EXCERPT:
------------------------------------------------------------------------

Help & Troubleshooting
Common Issues
"No model selected" error
Click the gear icon and download a model (e.g., llama3.1:8b). Takes 1-5 minutes depending on model size.
Mesh shows "local mode" instead of "connected"
- Are other nodes running on the same network?
- Check firewall allows port 45892 (mDNS)
- Ensure all nodes use the same cookie: check
~/.parley.yaml
- Try restarting nodes:
pkill parley then parley serve
Response is very slow
- Model may still be loading (first inference loads model into memory)
- Check node status in graph view
- Run smaller model: use
parley:fast alias
- If using remote node, check network latency
High memory usage
- Each loaded model consumes memory (7B model ≈ 4-6GB, 13B ≈ 8-10GB)
- Unload unused models via the models panel (gear icon)
- Check
/api/ps to see what's loaded
- Use smaller models or quantized versions
"Connection refused" when accessing from another machine
- By default, Parley binds to localhost only
- To access from network, it listens on your machine's IP (shown on startup)
- Check firewall allows port 80 or 3000
- Try direct IP:
http://192.168.x.x:3000
Model download fails or is stuck
- Check internet connection and GitHub/HuggingFace access
- Cancel and retry: click the "cancel" button in the models panel
- Try a smaller model first to test download
- Check disk space (models can be 5-50GB each)

------------------------------------------------------------------------

DATASET EXTRACT:
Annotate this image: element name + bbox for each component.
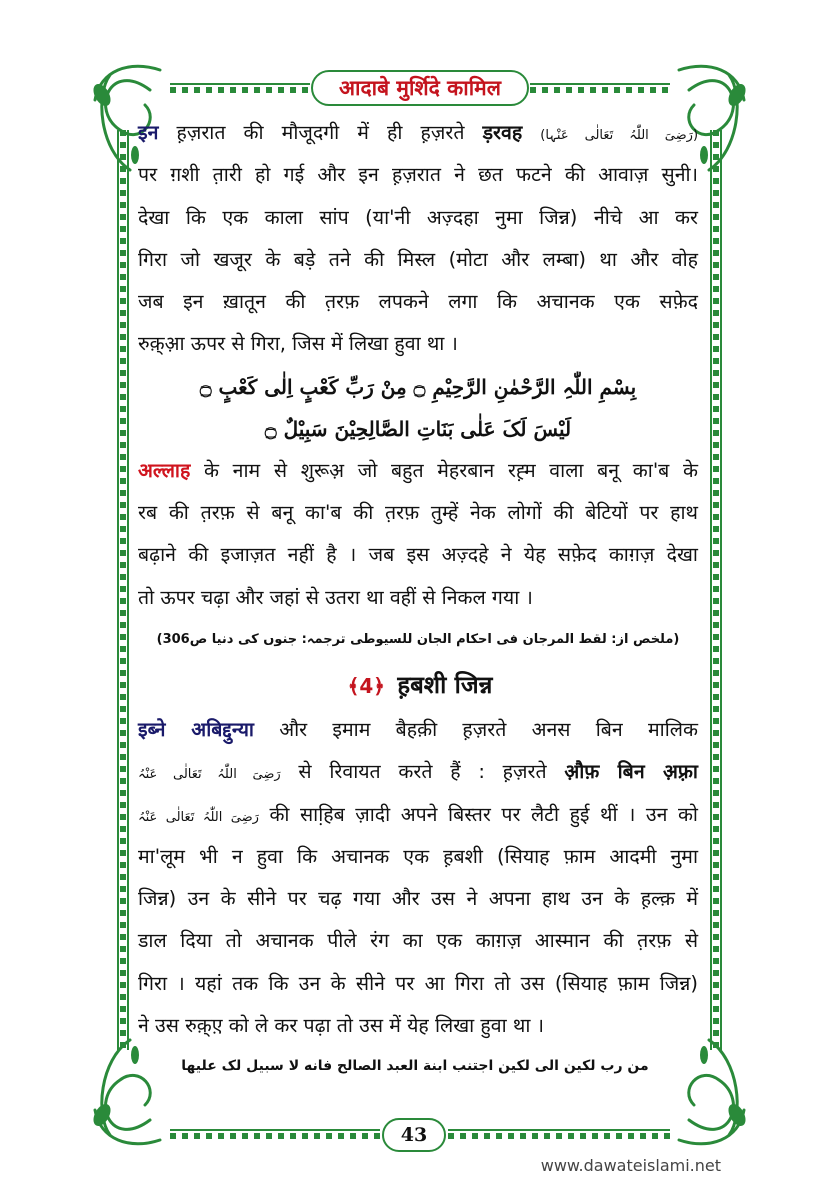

------------------------------------------------------------------------

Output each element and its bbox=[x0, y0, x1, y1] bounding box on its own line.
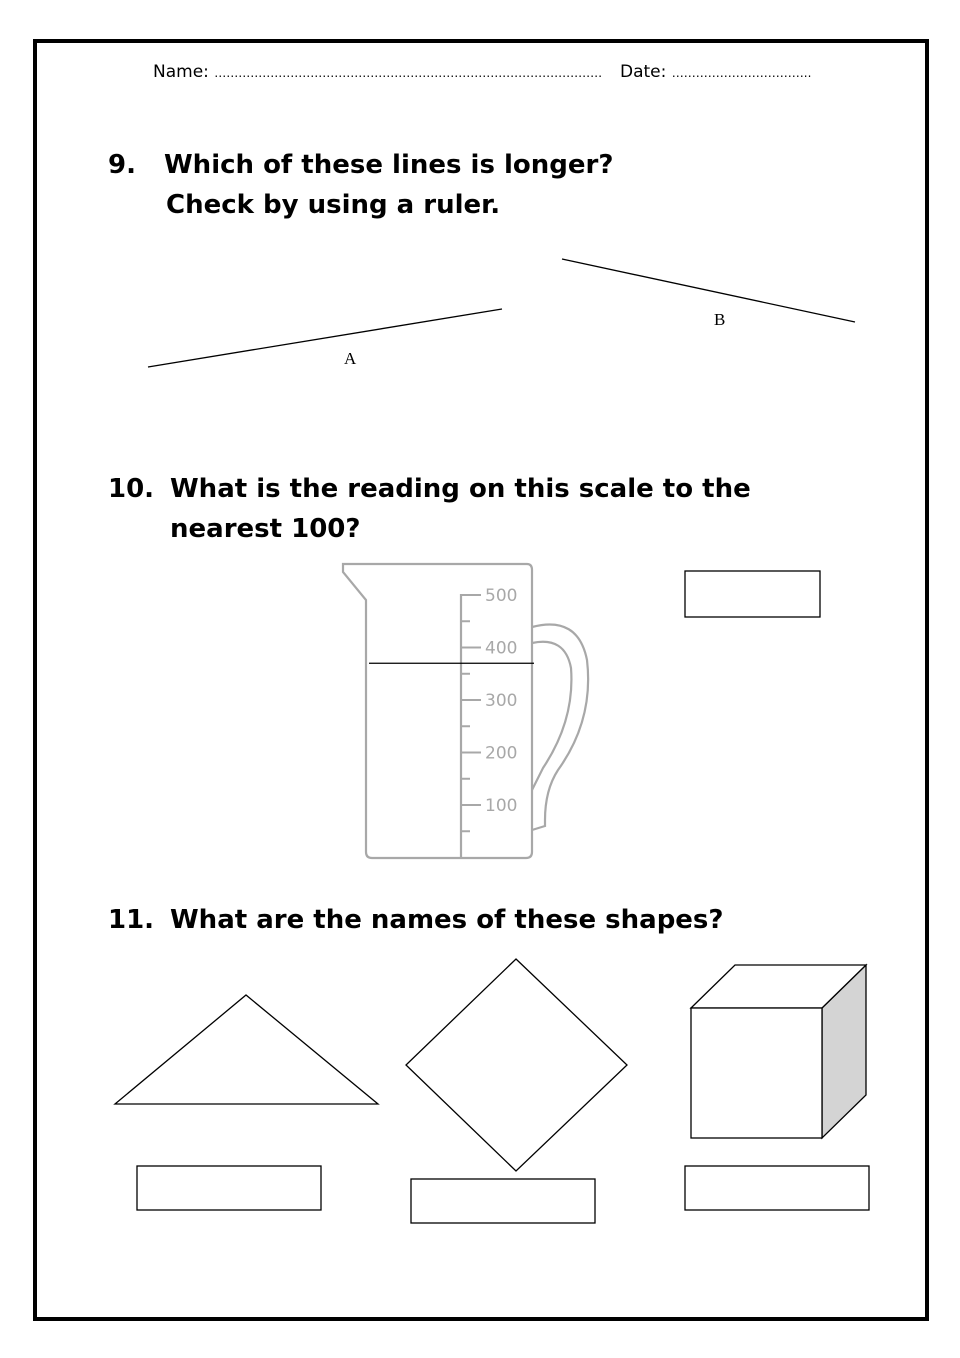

------------------------------------------------------------------------

TASK LIST:
**a.** According to the troubleshooting page, why might a response be very slow the first time a model is used? Answer in one to three sentences.
**b.** Do these statements agree with the troubleshooting page? Answer yes or no for each, quoting the words that decide it. (i) By default, Parley binds to all network interfaces. (ii) A 13B model uses roughly 8 to 10GB of memory. (iii) Downloading a model takes 1 to 5 minutes, depending on its size.
**c.** On the troubleshooting page, which file should you check to make sure all nodes use the same cookie?

SOLUTIONS PER TASK:
**a.** The model may still be loading. The first inference loads the model into memory.

**b.**
(i) No: "By default, Parley binds to localhost only"
(ii) Yes: "13B ≈ 8-10GB"
(iii) Yes: "Takes 1-5 minutes depending on model size."

**c.** ~/.parley.yaml